Take every line where the string "版本可编辑" appears and copy it.
──────── INPUT DATA ────────
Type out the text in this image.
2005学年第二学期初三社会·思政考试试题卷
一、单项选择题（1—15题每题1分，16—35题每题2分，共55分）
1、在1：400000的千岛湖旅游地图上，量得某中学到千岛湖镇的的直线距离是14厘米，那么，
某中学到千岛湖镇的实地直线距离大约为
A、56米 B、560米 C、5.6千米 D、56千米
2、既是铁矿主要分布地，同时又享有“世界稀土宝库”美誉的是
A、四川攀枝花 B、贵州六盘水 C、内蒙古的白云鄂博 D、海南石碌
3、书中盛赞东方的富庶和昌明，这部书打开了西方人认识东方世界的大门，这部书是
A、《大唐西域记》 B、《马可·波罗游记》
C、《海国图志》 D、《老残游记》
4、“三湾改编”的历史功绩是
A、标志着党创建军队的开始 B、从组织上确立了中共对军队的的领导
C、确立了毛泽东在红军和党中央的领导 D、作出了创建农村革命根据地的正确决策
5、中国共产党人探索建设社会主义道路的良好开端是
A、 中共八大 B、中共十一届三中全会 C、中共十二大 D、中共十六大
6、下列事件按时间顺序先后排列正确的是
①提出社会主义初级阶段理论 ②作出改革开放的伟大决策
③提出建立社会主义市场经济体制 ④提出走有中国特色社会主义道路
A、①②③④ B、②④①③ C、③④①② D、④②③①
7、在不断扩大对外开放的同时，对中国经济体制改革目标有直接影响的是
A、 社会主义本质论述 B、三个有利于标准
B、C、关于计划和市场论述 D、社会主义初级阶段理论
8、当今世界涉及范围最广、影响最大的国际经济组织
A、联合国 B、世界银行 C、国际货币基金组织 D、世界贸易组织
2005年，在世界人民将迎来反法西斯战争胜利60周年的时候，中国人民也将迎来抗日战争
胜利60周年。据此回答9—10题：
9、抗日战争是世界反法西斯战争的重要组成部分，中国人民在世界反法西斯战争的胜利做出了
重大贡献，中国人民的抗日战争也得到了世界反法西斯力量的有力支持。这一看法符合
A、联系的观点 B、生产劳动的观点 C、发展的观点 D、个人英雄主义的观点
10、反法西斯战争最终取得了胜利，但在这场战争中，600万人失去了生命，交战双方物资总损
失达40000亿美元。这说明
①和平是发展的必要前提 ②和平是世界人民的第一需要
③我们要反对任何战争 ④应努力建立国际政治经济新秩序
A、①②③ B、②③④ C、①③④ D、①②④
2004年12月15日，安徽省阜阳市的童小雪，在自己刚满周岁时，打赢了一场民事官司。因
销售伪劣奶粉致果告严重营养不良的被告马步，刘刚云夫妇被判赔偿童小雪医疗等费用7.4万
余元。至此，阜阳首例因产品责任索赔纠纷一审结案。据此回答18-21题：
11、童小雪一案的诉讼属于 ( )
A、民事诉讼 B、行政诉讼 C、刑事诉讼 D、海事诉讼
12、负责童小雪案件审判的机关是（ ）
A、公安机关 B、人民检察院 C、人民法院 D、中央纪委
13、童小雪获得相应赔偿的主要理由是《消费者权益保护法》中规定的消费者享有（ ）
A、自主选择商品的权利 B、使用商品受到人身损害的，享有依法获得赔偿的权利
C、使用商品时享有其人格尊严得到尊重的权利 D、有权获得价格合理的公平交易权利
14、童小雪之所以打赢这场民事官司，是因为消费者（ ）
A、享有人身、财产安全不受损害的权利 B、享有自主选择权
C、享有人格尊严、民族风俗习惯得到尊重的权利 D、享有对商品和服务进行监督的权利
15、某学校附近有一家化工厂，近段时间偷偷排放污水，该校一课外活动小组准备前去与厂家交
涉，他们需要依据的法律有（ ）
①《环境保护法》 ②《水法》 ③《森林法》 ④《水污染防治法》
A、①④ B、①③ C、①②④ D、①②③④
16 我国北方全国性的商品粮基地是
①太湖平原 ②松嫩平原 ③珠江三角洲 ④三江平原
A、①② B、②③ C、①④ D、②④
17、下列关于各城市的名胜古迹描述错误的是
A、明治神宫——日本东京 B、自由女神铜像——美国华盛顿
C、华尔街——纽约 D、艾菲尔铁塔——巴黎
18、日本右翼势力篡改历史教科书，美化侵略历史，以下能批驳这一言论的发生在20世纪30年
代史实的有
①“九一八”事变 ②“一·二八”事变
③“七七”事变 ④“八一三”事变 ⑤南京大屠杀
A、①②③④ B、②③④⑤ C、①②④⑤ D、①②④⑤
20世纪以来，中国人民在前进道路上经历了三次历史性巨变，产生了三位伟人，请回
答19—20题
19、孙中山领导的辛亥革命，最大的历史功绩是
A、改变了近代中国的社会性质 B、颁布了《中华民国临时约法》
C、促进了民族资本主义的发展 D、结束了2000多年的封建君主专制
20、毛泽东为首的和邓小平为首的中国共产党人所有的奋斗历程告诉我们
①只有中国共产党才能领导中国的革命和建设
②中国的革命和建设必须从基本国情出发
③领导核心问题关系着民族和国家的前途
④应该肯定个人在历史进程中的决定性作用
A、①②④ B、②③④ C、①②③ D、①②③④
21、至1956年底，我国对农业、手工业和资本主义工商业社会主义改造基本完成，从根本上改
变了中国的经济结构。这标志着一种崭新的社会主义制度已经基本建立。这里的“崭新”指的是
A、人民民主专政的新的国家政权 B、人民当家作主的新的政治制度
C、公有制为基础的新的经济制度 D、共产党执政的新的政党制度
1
────────
──────── INPUT DATA ────────
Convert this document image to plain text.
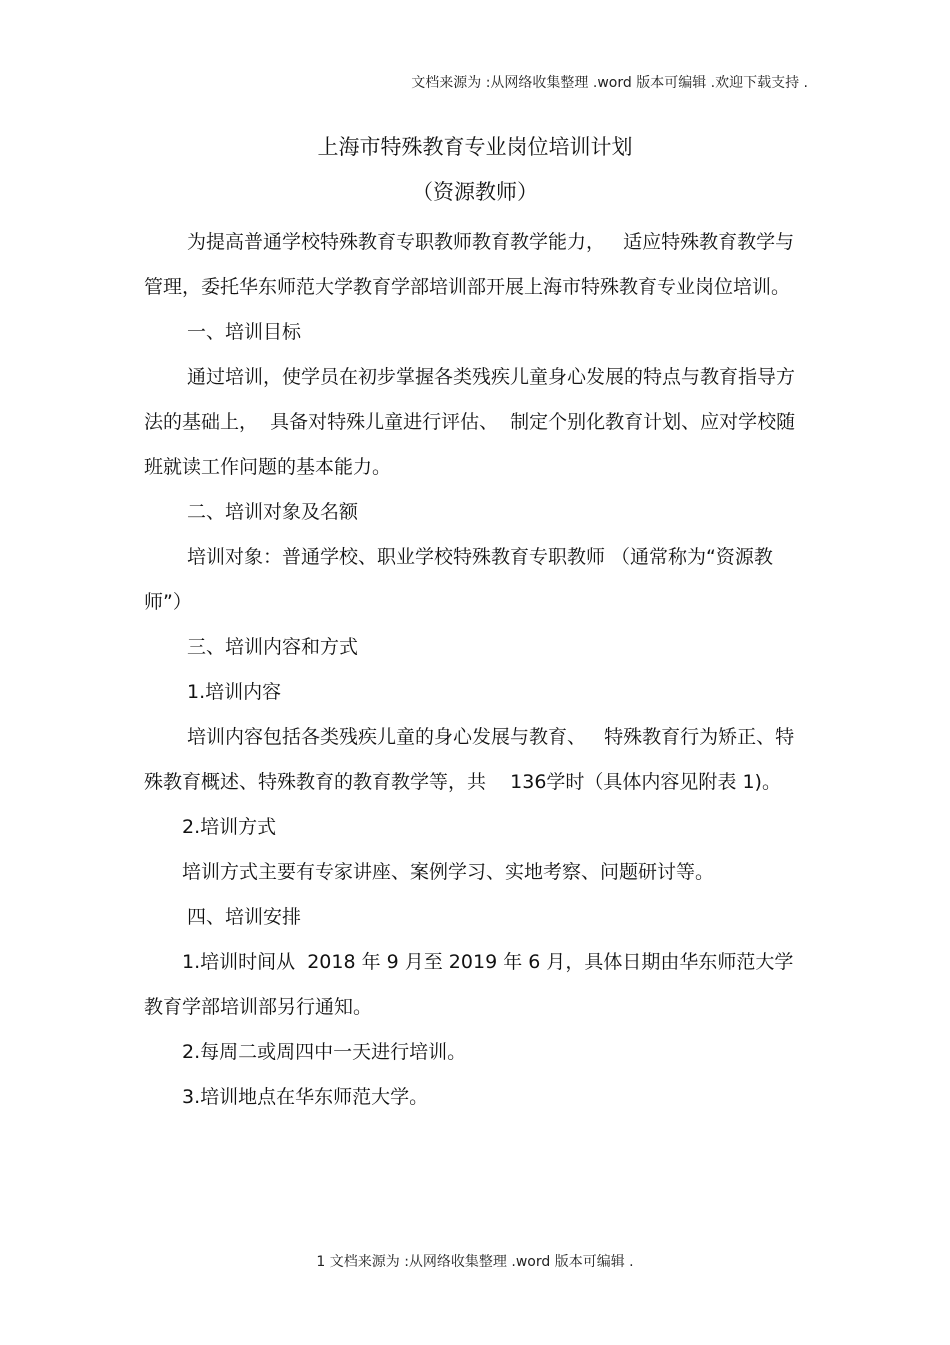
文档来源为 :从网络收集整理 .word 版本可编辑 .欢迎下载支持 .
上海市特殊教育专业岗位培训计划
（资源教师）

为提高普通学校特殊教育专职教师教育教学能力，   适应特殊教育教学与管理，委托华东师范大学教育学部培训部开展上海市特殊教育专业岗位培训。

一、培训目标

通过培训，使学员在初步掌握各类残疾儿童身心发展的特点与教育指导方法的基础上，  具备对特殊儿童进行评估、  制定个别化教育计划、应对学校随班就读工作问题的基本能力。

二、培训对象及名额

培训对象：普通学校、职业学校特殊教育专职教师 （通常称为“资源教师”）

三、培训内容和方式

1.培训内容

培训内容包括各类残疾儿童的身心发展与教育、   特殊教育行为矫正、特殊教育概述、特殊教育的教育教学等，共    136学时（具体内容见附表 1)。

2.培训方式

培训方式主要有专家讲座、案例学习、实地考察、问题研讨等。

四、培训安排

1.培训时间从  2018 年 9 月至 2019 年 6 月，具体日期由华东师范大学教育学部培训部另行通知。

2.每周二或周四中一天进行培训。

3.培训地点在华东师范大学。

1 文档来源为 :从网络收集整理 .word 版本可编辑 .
────────
> **THE OUTPUT**:
文档来源为 :从网络收集整理 .word 版本可编辑 .欢迎下载支持 .
1 文档来源为 :从网络收集整理 .word 版本可编辑 .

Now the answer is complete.